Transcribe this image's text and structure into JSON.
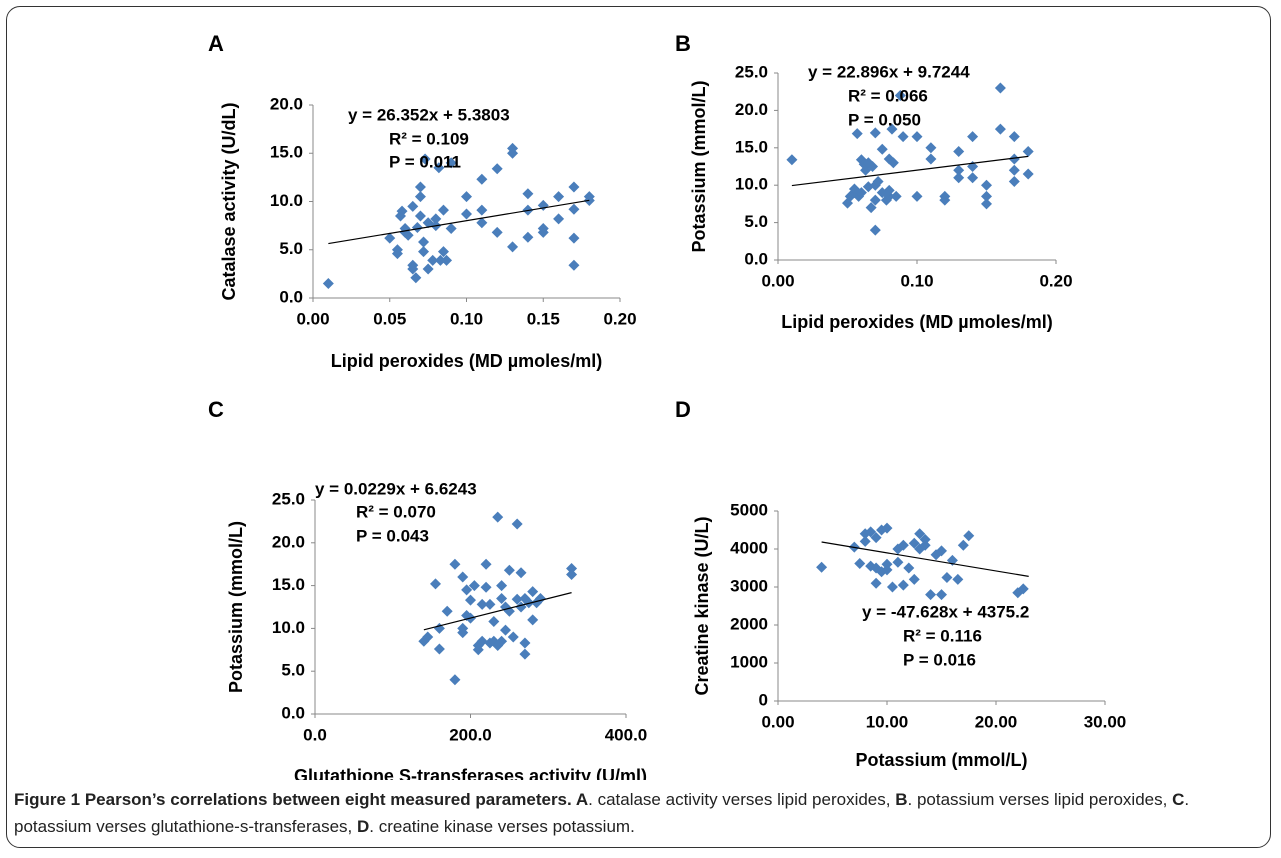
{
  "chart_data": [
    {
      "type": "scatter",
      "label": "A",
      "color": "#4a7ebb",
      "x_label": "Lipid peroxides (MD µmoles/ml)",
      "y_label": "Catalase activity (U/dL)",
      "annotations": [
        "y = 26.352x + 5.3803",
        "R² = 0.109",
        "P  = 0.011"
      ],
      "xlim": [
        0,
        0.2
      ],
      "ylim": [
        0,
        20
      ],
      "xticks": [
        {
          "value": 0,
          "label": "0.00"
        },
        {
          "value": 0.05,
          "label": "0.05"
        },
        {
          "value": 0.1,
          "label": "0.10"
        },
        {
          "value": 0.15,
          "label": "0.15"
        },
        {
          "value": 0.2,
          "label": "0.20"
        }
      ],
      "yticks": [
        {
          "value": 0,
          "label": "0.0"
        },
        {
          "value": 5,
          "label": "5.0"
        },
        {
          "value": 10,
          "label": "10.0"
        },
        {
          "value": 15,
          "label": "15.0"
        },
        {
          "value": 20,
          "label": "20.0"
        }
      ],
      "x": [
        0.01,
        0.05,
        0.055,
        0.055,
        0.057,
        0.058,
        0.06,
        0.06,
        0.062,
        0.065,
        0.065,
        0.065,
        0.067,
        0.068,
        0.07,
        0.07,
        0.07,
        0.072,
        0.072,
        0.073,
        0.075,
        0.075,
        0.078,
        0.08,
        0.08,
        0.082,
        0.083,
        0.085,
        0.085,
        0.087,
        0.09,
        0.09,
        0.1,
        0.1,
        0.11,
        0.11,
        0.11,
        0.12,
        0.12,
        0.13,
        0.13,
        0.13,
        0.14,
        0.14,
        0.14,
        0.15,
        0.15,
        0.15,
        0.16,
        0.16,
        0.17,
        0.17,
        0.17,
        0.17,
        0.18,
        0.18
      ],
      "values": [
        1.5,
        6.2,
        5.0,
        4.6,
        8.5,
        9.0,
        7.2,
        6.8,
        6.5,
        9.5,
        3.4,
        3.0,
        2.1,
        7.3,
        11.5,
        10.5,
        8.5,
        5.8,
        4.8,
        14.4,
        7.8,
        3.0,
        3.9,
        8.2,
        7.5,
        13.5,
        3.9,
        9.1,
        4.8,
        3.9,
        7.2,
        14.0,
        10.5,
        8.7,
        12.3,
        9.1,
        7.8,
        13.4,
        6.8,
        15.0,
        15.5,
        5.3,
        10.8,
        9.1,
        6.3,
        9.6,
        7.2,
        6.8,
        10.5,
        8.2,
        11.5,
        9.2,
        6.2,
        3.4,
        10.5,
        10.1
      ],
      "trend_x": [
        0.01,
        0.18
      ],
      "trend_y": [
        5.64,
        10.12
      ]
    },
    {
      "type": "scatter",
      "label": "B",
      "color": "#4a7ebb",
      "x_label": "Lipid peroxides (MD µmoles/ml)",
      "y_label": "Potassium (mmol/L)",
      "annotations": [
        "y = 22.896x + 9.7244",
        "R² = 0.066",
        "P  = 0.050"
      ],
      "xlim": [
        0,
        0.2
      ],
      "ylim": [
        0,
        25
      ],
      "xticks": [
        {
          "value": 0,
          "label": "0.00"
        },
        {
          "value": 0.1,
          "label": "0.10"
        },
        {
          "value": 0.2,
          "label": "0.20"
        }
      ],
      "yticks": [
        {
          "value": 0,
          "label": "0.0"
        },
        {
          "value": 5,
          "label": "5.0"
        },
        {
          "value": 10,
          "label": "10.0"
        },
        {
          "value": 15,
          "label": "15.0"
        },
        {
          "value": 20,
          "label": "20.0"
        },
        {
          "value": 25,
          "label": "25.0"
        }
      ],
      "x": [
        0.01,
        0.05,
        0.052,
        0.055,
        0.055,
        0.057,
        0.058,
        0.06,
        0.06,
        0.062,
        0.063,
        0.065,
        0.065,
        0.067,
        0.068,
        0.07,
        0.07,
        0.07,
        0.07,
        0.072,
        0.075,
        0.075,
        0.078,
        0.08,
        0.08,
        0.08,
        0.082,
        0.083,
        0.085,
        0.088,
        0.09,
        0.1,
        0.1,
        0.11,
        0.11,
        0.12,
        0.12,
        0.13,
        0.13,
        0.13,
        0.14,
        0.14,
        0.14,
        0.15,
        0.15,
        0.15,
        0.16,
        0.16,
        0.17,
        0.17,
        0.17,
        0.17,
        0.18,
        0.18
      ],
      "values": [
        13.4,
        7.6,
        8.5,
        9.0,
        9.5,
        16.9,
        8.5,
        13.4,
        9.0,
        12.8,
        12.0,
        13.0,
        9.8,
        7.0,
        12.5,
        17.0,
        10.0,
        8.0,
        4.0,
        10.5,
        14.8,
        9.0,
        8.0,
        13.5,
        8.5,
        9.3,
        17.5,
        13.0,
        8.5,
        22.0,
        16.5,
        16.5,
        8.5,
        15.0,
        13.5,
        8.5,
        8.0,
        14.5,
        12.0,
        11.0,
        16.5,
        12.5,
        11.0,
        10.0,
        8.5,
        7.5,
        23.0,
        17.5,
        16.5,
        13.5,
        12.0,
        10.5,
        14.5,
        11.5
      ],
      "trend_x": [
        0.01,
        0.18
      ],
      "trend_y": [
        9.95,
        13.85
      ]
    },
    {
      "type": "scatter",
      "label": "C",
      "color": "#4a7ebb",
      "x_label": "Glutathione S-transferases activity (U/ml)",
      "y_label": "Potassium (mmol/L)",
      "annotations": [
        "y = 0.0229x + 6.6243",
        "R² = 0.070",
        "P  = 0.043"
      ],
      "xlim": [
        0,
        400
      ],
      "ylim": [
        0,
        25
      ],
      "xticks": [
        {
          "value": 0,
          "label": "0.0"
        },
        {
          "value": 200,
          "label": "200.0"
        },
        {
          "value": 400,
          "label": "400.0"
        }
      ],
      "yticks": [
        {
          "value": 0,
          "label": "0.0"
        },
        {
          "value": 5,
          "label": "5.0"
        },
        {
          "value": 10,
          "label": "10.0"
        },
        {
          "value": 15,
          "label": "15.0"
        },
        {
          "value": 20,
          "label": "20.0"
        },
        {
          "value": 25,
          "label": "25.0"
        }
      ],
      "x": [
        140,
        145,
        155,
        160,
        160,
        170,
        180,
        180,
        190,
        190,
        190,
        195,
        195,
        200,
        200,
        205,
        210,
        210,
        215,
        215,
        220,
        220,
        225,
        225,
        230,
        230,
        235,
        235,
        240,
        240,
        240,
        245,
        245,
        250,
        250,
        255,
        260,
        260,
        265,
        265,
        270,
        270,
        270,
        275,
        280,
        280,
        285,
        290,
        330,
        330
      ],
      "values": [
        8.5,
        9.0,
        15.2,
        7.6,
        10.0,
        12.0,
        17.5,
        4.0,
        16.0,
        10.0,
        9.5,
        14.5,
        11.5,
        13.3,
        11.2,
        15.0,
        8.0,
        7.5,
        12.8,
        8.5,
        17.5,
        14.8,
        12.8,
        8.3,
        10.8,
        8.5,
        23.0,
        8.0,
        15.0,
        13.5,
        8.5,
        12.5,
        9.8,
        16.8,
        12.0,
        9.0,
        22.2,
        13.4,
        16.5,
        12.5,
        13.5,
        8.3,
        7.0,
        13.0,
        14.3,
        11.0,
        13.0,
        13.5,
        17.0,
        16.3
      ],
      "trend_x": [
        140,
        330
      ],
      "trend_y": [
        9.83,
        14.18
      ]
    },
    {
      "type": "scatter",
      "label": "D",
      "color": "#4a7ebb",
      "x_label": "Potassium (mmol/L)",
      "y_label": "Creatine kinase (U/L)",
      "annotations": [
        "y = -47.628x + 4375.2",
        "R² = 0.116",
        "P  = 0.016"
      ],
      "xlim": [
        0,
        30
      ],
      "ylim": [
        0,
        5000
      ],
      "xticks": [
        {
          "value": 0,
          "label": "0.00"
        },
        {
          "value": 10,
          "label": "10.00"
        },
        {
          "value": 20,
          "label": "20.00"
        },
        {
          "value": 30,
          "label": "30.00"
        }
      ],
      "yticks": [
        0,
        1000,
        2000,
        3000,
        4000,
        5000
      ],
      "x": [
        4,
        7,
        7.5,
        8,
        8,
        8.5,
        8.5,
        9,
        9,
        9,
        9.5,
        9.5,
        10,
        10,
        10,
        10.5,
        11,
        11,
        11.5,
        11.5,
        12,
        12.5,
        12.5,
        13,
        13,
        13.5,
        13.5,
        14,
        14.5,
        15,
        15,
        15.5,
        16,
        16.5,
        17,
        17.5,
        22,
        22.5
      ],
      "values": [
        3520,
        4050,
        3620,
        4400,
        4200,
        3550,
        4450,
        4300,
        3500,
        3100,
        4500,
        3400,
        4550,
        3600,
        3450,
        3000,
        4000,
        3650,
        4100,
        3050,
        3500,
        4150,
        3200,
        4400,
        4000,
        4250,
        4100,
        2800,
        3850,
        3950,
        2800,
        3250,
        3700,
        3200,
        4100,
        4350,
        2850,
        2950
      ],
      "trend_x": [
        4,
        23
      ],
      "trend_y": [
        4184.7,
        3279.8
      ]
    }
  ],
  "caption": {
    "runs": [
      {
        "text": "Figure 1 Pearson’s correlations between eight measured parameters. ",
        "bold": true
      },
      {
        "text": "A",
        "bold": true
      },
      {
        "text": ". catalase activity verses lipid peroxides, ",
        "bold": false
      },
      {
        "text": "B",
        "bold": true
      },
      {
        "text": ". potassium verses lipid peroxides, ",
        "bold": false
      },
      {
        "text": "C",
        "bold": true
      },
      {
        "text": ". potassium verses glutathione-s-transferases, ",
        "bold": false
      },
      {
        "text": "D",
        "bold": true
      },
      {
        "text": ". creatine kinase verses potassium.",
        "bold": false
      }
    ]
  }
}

════

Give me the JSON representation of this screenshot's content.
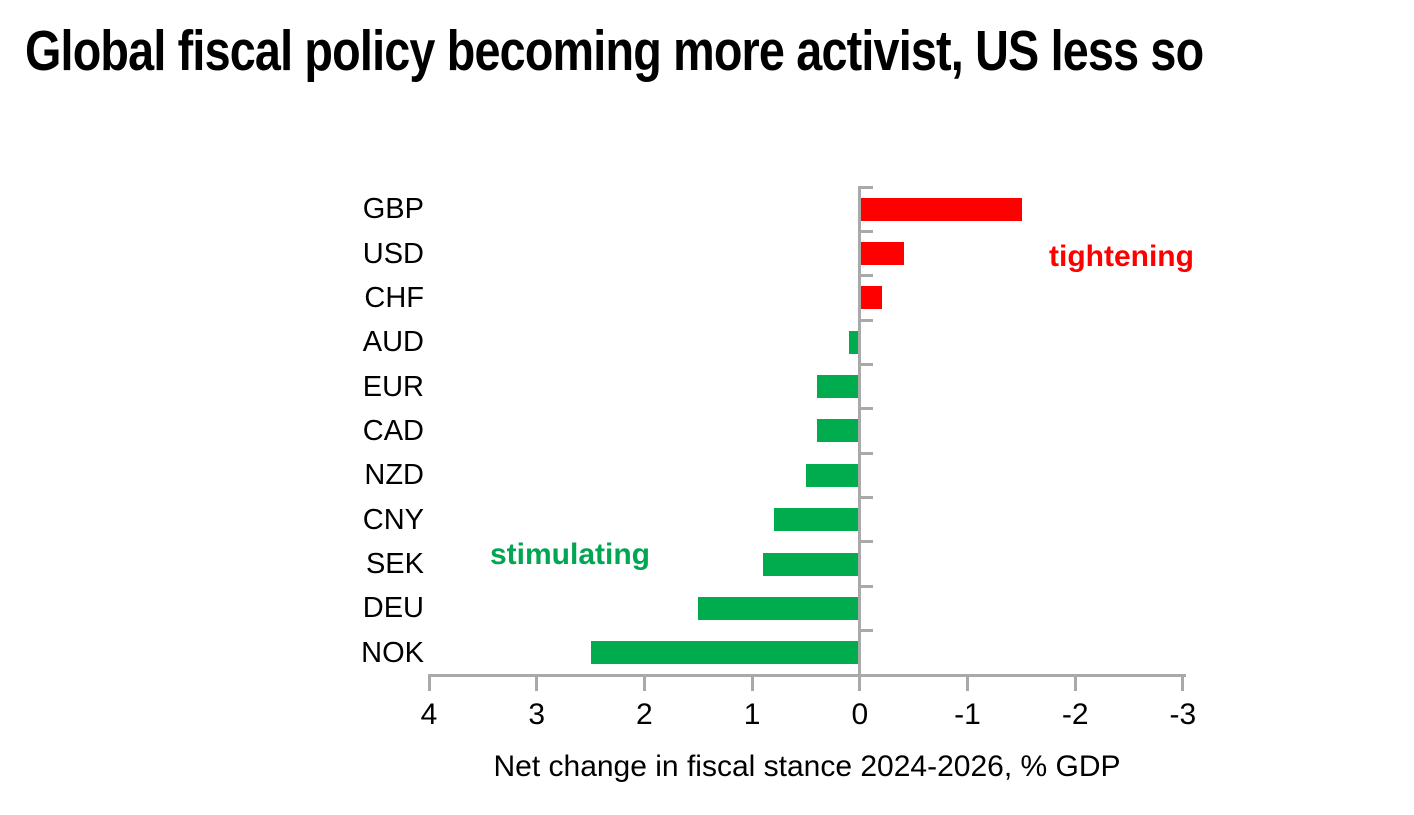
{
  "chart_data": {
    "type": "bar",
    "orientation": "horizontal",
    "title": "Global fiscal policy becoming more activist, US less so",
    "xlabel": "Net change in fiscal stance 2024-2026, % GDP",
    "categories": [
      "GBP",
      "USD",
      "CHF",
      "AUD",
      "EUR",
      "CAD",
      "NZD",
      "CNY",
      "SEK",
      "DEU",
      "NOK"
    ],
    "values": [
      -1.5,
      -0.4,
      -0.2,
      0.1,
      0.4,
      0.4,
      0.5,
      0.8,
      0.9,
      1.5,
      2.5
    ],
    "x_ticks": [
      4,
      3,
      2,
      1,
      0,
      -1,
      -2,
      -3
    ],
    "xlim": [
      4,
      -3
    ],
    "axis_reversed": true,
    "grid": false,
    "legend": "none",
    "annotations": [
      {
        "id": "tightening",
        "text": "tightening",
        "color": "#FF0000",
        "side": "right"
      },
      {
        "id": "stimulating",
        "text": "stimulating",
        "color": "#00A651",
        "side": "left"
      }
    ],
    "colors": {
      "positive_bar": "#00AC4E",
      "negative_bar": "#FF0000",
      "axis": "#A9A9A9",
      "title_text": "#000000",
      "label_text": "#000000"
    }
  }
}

════

→ What is being asked: Report back each line of the entries that holds the string "JSON".

→ The completed task:
Transcribe this image's text and structure into JSON.
Give me the JSON representation of this screenshot's content.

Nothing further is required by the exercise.